Write out each line that follows exactly as it stands, without the pictures.

— start of Records provided —

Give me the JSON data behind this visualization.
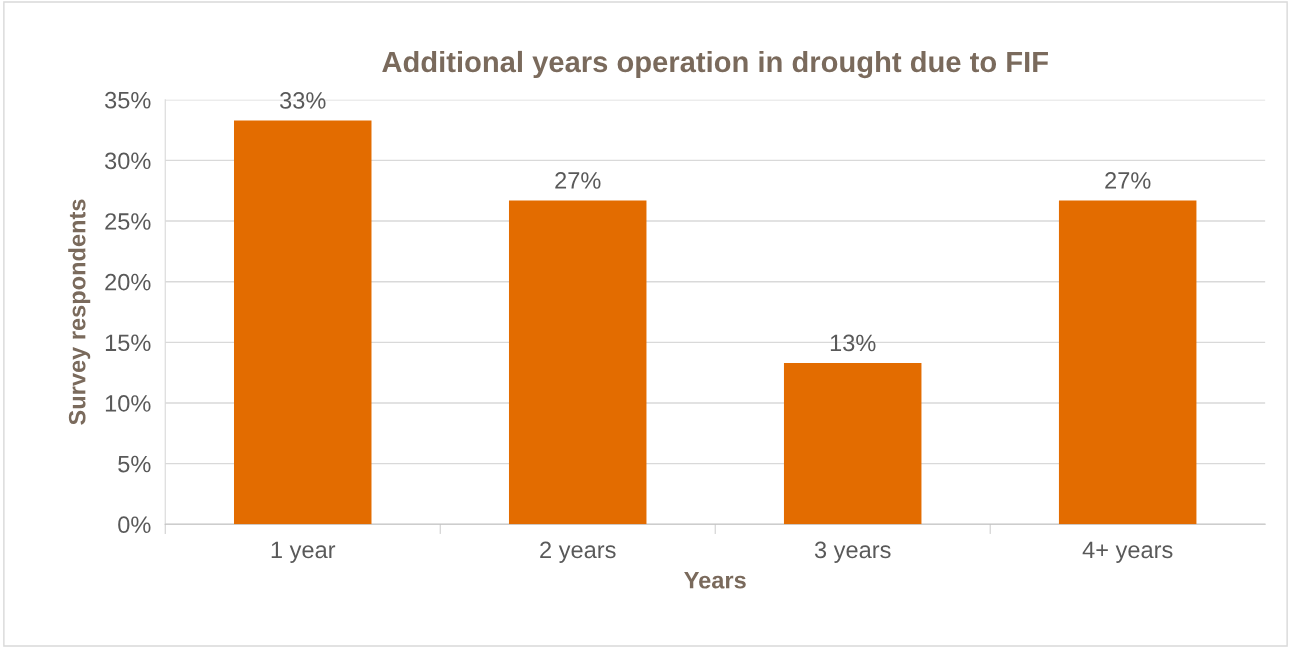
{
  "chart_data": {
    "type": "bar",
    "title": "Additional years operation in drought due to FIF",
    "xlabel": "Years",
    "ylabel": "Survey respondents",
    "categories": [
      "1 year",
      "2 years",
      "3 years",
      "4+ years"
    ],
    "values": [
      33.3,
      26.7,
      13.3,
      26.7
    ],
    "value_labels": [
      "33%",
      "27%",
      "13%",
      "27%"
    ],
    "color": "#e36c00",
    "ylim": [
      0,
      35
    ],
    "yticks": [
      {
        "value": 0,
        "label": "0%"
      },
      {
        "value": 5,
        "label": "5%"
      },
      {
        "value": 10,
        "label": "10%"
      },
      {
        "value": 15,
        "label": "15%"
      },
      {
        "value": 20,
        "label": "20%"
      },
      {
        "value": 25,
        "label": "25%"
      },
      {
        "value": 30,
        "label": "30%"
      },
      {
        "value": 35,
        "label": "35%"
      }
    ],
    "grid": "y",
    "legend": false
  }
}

— end of Records provided —

● Output below
Give me the JSON data behind this visualization.
{
  "chart_data": {
    "type": "bar",
    "title": "Additional years operation in drought due to FIF",
    "xlabel": "Years",
    "ylabel": "Survey respondents",
    "categories": [
      "1 year",
      "2 years",
      "3 years",
      "4+ years"
    ],
    "values": [
      33.3,
      26.7,
      13.3,
      26.7
    ],
    "value_labels": [
      "33%",
      "27%",
      "13%",
      "27%"
    ],
    "color": "#e36c00",
    "ylim": [
      0,
      35
    ],
    "yticks": [
      {
        "value": 0,
        "label": "0%"
      },
      {
        "value": 5,
        "label": "5%"
      },
      {
        "value": 10,
        "label": "10%"
      },
      {
        "value": 15,
        "label": "15%"
      },
      {
        "value": 20,
        "label": "20%"
      },
      {
        "value": 25,
        "label": "25%"
      },
      {
        "value": 30,
        "label": "30%"
      },
      {
        "value": 35,
        "label": "35%"
      }
    ],
    "grid": "y",
    "legend": false
  }
}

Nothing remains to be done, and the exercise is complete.